__What you will do__. Exclude the pictures and retype the entries as written.
-.-.-
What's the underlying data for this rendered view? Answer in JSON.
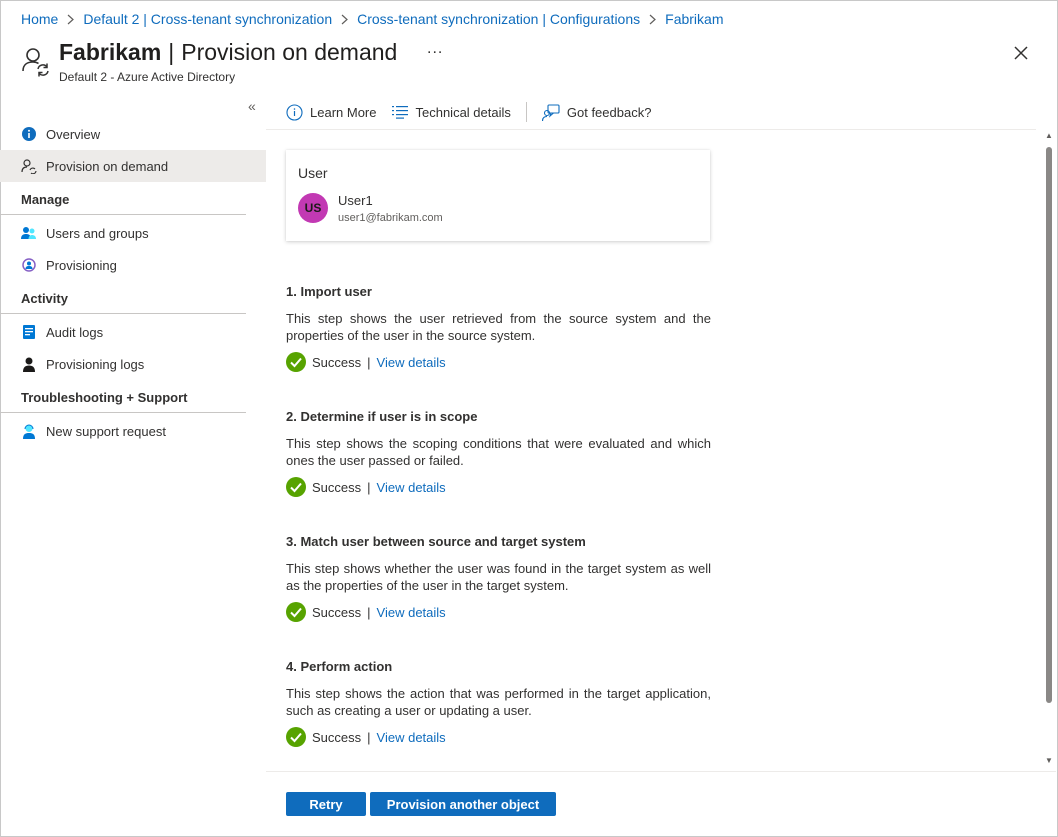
{
  "breadcrumb": {
    "items": [
      "Home",
      "Default 2 | Cross-tenant synchronization",
      "Cross-tenant synchronization | Configurations",
      "Fabrikam"
    ]
  },
  "header": {
    "title": "Fabrikam",
    "separator": "|",
    "subtitle_page": "Provision on demand",
    "more": "...",
    "directory": "Default 2 - Azure Active Directory"
  },
  "sidebar": {
    "collapse": "«",
    "items": [
      {
        "label": "Overview",
        "icon": "info-icon"
      },
      {
        "label": "Provision on demand",
        "icon": "user-sync-icon",
        "active": true
      }
    ],
    "sections": [
      {
        "title": "Manage",
        "items": [
          {
            "label": "Users and groups",
            "icon": "users-icon"
          },
          {
            "label": "Provisioning",
            "icon": "provisioning-icon"
          }
        ]
      },
      {
        "title": "Activity",
        "items": [
          {
            "label": "Audit logs",
            "icon": "audit-log-icon"
          },
          {
            "label": "Provisioning logs",
            "icon": "provisioning-log-icon"
          }
        ]
      },
      {
        "title": "Troubleshooting + Support",
        "items": [
          {
            "label": "New support request",
            "icon": "support-icon"
          }
        ]
      }
    ]
  },
  "toolbar": {
    "learn_more": "Learn More",
    "technical_details": "Technical details",
    "feedback": "Got feedback?"
  },
  "user_card": {
    "title": "User",
    "initials": "US",
    "name": "User1",
    "email": "user1@fabrikam.com"
  },
  "steps": [
    {
      "title": "1. Import user",
      "description": "This step shows the user retrieved from the source system and the properties of the user in the source system.",
      "status": "Success",
      "link": "View details"
    },
    {
      "title": "2. Determine if user is in scope",
      "description": "This step shows the scoping conditions that were evaluated and which ones the user passed or failed.",
      "status": "Success",
      "link": "View details"
    },
    {
      "title": "3. Match user between source and target system",
      "description": "This step shows whether the user was found in the target system as well as the properties of the user in the target system.",
      "status": "Success",
      "link": "View details"
    },
    {
      "title": "4. Perform action",
      "description": "This step shows the action that was performed in the target application, such as creating a user or updating a user.",
      "status": "Success",
      "link": "View details"
    }
  ],
  "footer": {
    "retry": "Retry",
    "provision_another": "Provision another object"
  },
  "colors": {
    "accent": "#0f6cbd",
    "success": "#57a300",
    "avatar": "#c239b3"
  }
}
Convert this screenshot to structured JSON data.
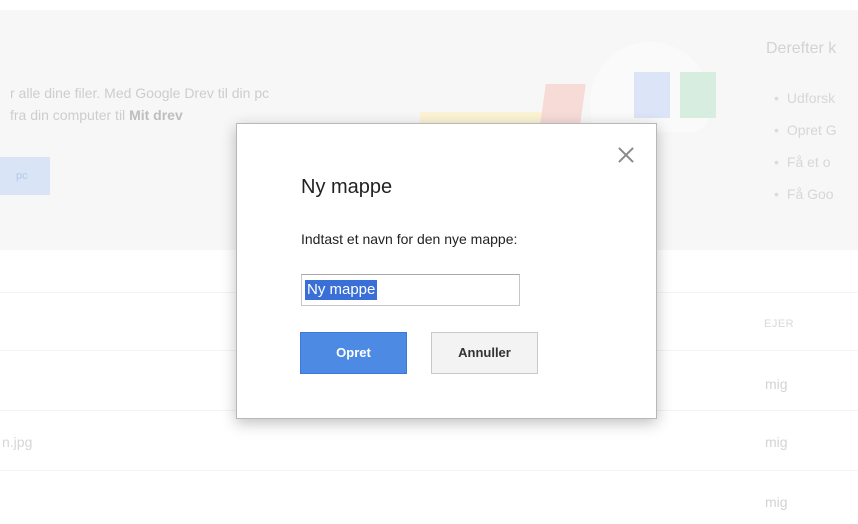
{
  "background": {
    "promo_line1": "r alle dine filer. Med Google Drev til din pc",
    "promo_line2_prefix": "fra din computer til ",
    "promo_line2_bold": "Mit drev",
    "pc_button_label": "pc",
    "then_title": "Derefter k",
    "then_items": [
      "Udforsk",
      "Opret G",
      "Få et o",
      "Få Goo"
    ],
    "owner_header": "EJER",
    "file_name": "n.jpg",
    "owners": [
      "mig",
      "mig",
      "mig"
    ]
  },
  "dialog": {
    "title": "Ny mappe",
    "prompt": "Indtast et navn for den nye mappe:",
    "input_value": "Ny mappe",
    "create_label": "Opret",
    "cancel_label": "Annuller",
    "close_icon": "close-icon"
  },
  "colors": {
    "primary_button": "#4d8ae3",
    "selection": "#3a6fd8",
    "cancel_button": "#f3f3f3"
  }
}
-.-.-
__The output__.
What's the underlying data for this rendered view? Answer in JSON.
{
  "breadcrumb": {
    "items": [
      "Home",
      "Default 2 | Cross-tenant synchronization",
      "Cross-tenant synchronization | Configurations",
      "Fabrikam"
    ]
  },
  "header": {
    "title": "Fabrikam",
    "separator": "|",
    "subtitle_page": "Provision on demand",
    "more": "...",
    "directory": "Default 2 - Azure Active Directory"
  },
  "sidebar": {
    "collapse": "«",
    "items": [
      {
        "label": "Overview",
        "icon": "info-icon"
      },
      {
        "label": "Provision on demand",
        "icon": "user-sync-icon",
        "active": true
      }
    ],
    "sections": [
      {
        "title": "Manage",
        "items": [
          {
            "label": "Users and groups",
            "icon": "users-icon"
          },
          {
            "label": "Provisioning",
            "icon": "provisioning-icon"
          }
        ]
      },
      {
        "title": "Activity",
        "items": [
          {
            "label": "Audit logs",
            "icon": "audit-log-icon"
          },
          {
            "label": "Provisioning logs",
            "icon": "provisioning-log-icon"
          }
        ]
      },
      {
        "title": "Troubleshooting + Support",
        "items": [
          {
            "label": "New support request",
            "icon": "support-icon"
          }
        ]
      }
    ]
  },
  "toolbar": {
    "learn_more": "Learn More",
    "technical_details": "Technical details",
    "feedback": "Got feedback?"
  },
  "user_card": {
    "title": "User",
    "initials": "US",
    "name": "User1",
    "email": "user1@fabrikam.com"
  },
  "steps": [
    {
      "title": "1. Import user",
      "description": "This step shows the user retrieved from the source system and the properties of the user in the source system.",
      "status": "Success",
      "link": "View details"
    },
    {
      "title": "2. Determine if user is in scope",
      "description": "This step shows the scoping conditions that were evaluated and which ones the user passed or failed.",
      "status": "Success",
      "link": "View details"
    },
    {
      "title": "3. Match user between source and target system",
      "description": "This step shows whether the user was found in the target system as well as the properties of the user in the target system.",
      "status": "Success",
      "link": "View details"
    },
    {
      "title": "4. Perform action",
      "description": "This step shows the action that was performed in the target application, such as creating a user or updating a user.",
      "status": "Success",
      "link": "View details"
    }
  ],
  "footer": {
    "retry": "Retry",
    "provision_another": "Provision another object"
  },
  "colors": {
    "accent": "#0f6cbd",
    "success": "#57a300",
    "avatar": "#c239b3"
  }
}
Convert this screenshot to structured JSON data.
{
  "background": {
    "promo_line1": "r alle dine filer. Med Google Drev til din pc",
    "promo_line2_prefix": "fra din computer til ",
    "promo_line2_bold": "Mit drev",
    "pc_button_label": "pc",
    "then_title": "Derefter k",
    "then_items": [
      "Udforsk",
      "Opret G",
      "Få et o",
      "Få Goo"
    ],
    "owner_header": "EJER",
    "file_name": "n.jpg",
    "owners": [
      "mig",
      "mig",
      "mig"
    ]
  },
  "dialog": {
    "title": "Ny mappe",
    "prompt": "Indtast et navn for den nye mappe:",
    "input_value": "Ny mappe",
    "create_label": "Opret",
    "cancel_label": "Annuller",
    "close_icon": "close-icon"
  },
  "colors": {
    "primary_button": "#4d8ae3",
    "selection": "#3a6fd8",
    "cancel_button": "#f3f3f3"
  }
}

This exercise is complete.